> Your task
Your job is to restate each entry word for word.

> Supplied material
□ □ □ □
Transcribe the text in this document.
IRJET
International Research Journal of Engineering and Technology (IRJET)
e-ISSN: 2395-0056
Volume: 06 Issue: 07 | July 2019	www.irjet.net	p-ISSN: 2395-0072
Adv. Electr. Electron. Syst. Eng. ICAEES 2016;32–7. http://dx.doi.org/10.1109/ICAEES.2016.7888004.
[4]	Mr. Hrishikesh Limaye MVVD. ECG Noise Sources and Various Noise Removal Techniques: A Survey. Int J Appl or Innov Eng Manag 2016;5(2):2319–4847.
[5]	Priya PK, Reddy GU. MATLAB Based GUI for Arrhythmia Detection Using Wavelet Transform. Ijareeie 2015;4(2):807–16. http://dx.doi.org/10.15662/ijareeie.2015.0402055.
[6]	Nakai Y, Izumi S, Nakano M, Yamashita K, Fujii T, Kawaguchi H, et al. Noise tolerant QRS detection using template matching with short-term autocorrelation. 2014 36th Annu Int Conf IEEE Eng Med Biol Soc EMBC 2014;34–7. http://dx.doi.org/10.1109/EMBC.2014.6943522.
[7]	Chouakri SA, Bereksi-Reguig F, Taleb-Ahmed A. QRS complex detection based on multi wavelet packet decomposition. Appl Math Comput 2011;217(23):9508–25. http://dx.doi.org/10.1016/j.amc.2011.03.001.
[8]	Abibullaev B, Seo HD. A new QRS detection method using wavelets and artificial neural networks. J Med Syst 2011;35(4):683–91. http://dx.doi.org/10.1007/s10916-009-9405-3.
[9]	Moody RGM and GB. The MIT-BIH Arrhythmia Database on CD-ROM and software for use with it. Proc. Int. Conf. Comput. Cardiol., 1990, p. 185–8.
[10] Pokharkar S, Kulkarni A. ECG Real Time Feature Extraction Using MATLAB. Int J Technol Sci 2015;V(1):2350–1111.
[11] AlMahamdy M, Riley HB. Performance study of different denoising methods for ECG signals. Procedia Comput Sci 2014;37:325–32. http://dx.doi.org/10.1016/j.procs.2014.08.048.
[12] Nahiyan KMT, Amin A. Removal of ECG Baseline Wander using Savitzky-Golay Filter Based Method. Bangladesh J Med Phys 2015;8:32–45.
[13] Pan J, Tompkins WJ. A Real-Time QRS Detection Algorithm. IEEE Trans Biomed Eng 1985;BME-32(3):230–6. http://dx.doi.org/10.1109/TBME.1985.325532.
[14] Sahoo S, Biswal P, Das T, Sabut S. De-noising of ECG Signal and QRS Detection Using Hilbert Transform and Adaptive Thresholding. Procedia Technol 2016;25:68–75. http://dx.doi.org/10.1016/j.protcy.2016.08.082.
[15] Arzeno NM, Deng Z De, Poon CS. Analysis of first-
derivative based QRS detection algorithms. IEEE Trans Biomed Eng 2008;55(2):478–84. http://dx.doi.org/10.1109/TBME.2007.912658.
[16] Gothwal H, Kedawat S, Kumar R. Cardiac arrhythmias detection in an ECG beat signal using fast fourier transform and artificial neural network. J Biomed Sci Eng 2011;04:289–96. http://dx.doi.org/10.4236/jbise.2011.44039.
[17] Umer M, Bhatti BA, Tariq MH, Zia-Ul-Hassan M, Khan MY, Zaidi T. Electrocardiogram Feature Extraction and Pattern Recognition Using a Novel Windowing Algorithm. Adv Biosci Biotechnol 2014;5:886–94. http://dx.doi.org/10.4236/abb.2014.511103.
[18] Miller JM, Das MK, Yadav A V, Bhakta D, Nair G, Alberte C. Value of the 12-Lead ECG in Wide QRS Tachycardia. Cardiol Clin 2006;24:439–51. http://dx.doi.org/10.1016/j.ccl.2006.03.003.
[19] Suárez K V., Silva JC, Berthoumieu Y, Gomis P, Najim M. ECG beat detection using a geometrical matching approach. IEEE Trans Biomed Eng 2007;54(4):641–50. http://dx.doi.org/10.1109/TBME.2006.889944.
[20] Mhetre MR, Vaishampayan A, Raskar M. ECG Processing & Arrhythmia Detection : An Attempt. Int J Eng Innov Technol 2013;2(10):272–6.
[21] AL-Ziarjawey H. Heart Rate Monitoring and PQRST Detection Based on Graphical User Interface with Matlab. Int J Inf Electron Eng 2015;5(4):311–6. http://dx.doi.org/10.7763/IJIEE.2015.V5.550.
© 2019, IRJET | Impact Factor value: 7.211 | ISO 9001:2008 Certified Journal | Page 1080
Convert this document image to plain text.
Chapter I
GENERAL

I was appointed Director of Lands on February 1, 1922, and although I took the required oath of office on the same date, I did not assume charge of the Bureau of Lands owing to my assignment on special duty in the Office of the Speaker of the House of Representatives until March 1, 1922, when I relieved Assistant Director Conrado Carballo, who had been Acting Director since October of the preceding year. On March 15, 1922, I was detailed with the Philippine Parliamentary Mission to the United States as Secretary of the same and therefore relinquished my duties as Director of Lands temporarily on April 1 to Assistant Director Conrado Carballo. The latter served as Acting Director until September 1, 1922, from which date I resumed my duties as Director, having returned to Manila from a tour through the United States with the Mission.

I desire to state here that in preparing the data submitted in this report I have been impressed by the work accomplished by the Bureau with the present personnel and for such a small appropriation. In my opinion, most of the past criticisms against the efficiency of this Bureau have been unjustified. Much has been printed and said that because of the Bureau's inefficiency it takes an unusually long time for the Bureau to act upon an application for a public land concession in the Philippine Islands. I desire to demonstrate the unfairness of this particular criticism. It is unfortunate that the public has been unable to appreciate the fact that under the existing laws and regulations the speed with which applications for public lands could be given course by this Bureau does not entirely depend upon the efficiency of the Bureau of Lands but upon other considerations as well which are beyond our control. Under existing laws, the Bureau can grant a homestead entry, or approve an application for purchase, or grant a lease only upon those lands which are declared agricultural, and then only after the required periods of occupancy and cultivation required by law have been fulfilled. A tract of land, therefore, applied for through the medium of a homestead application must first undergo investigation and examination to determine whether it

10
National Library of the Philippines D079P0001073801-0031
□ □ □ □
> Solution below
Transcribe the text in this document.
IRJET
International Research Journal of Engineering and Technology (IRJET)
e-ISSN: 2395-0056
Volume: 06 Issue: 07 | July 2019	www.irjet.net	p-ISSN: 2395-0072
Adv. Electr. Electron. Syst. Eng. ICAEES 2016;32–7. http://dx.doi.org/10.1109/ICAEES.2016.7888004.
[4]	Mr. Hrishikesh Limaye MVVD. ECG Noise Sources and Various Noise Removal Techniques: A Survey. Int J Appl or Innov Eng Manag 2016;5(2):2319–4847.
[5]	Priya PK, Reddy GU. MATLAB Based GUI for Arrhythmia Detection Using Wavelet Transform. Ijareeie 2015;4(2):807–16. http://dx.doi.org/10.15662/ijareeie.2015.0402055.
[6]	Nakai Y, Izumi S, Nakano M, Yamashita K, Fujii T, Kawaguchi H, et al. Noise tolerant QRS detection using template matching with short-term autocorrelation. 2014 36th Annu Int Conf IEEE Eng Med Biol Soc EMBC 2014;34–7. http://dx.doi.org/10.1109/EMBC.2014.6943522.
[7]	Chouakri SA, Bereksi-Reguig F, Taleb-Ahmed A. QRS complex detection based on multi wavelet packet decomposition. Appl Math Comput 2011;217(23):9508–25. http://dx.doi.org/10.1016/j.amc.2011.03.001.
[8]	Abibullaev B, Seo HD. A new QRS detection method using wavelets and artificial neural networks. J Med Syst 2011;35(4):683–91. http://dx.doi.org/10.1007/s10916-009-9405-3.
[9]	Moody RGM and GB. The MIT-BIH Arrhythmia Database on CD-ROM and software for use with it. Proc. Int. Conf. Comput. Cardiol., 1990, p. 185–8.
[10] Pokharkar S, Kulkarni A. ECG Real Time Feature Extraction Using MATLAB. Int J Technol Sci 2015;V(1):2350–1111.
[11] AlMahamdy M, Riley HB. Performance study of different denoising methods for ECG signals. Procedia Comput Sci 2014;37:325–32. http://dx.doi.org/10.1016/j.procs.2014.08.048.
[12] Nahiyan KMT, Amin A. Removal of ECG Baseline Wander using Savitzky-Golay Filter Based Method. Bangladesh J Med Phys 2015;8:32–45.
[13] Pan J, Tompkins WJ. A Real-Time QRS Detection Algorithm. IEEE Trans Biomed Eng 1985;BME-32(3):230–6. http://dx.doi.org/10.1109/TBME.1985.325532.
[14] Sahoo S, Biswal P, Das T, Sabut S. De-noising of ECG Signal and QRS Detection Using Hilbert Transform and Adaptive Thresholding. Procedia Technol 2016;25:68–75. http://dx.doi.org/10.1016/j.protcy.2016.08.082.
[15] Arzeno NM, Deng Z De, Poon CS. Analysis of first-
derivative based QRS detection algorithms. IEEE Trans Biomed Eng 2008;55(2):478–84. http://dx.doi.org/10.1109/TBME.2007.912658.
[16] Gothwal H, Kedawat S, Kumar R. Cardiac arrhythmias detection in an ECG beat signal using fast fourier transform and artificial neural network. J Biomed Sci Eng 2011;04:289–96. http://dx.doi.org/10.4236/jbise.2011.44039.
[17] Umer M, Bhatti BA, Tariq MH, Zia-Ul-Hassan M, Khan MY, Zaidi T. Electrocardiogram Feature Extraction and Pattern Recognition Using a Novel Windowing Algorithm. Adv Biosci Biotechnol 2014;5:886–94. http://dx.doi.org/10.4236/abb.2014.511103.
[18] Miller JM, Das MK, Yadav A V, Bhakta D, Nair G, Alberte C. Value of the 12-Lead ECG in Wide QRS Tachycardia. Cardiol Clin 2006;24:439–51. http://dx.doi.org/10.1016/j.ccl.2006.03.003.
[19] Suárez K V., Silva JC, Berthoumieu Y, Gomis P, Najim M. ECG beat detection using a geometrical matching approach. IEEE Trans Biomed Eng 2007;54(4):641–50. http://dx.doi.org/10.1109/TBME.2006.889944.
[20] Mhetre MR, Vaishampayan A, Raskar M. ECG Processing & Arrhythmia Detection : An Attempt. Int J Eng Innov Technol 2013;2(10):272–6.
[21] AL-Ziarjawey H. Heart Rate Monitoring and PQRST Detection Based on Graphical User Interface with Matlab. Int J Inf Electron Eng 2015;5(4):311–6. http://dx.doi.org/10.7763/IJIEE.2015.V5.550.
© 2019, IRJET | Impact Factor value: 7.211 | ISO 9001:2008 Certified Journal | Page 1080
Convert this document image to plain text.
Chapter I
GENERAL

I was appointed Director of Lands on February 1, 1922, and although I took the required oath of office on the same date, I did not assume charge of the Bureau of Lands owing to my assignment on special duty in the Office of the Speaker of the House of Representatives until March 1, 1922, when I relieved Assistant Director Conrado Carballo, who had been Acting Director since October of the preceding year. On March 15, 1922, I was detailed with the Philippine Parliamentary Mission to the United States as Secretary of the same and therefore relinquished my duties as Director of Lands temporarily on April 1 to Assistant Director Conrado Carballo. The latter served as Acting Director until September 1, 1922, from which date I resumed my duties as Director, having returned to Manila from a tour through the United States with the Mission.

I desire to state here that in preparing the data submitted in this report I have been impressed by the work accomplished by the Bureau with the present personnel and for such a small appropriation. In my opinion, most of the past criticisms against the efficiency of this Bureau have been unjustified. Much has been printed and said that because of the Bureau's inefficiency it takes an unusually long time for the Bureau to act upon an application for a public land concession in the Philippine Islands. I desire to demonstrate the unfairness of this particular criticism. It is unfortunate that the public has been unable to appreciate the fact that under the existing laws and regulations the speed with which applications for public lands could be given course by this Bureau does not entirely depend upon the efficiency of the Bureau of Lands but upon other considerations as well which are beyond our control. Under existing laws, the Bureau can grant a homestead entry, or approve an application for purchase, or grant a lease only upon those lands which are declared agricultural, and then only after the required periods of occupancy and cultivation required by law have been fulfilled. A tract of land, therefore, applied for through the medium of a homestead application must first undergo investigation and examination to determine whether it

10
National Library of the Philippines D079P0001073801-0031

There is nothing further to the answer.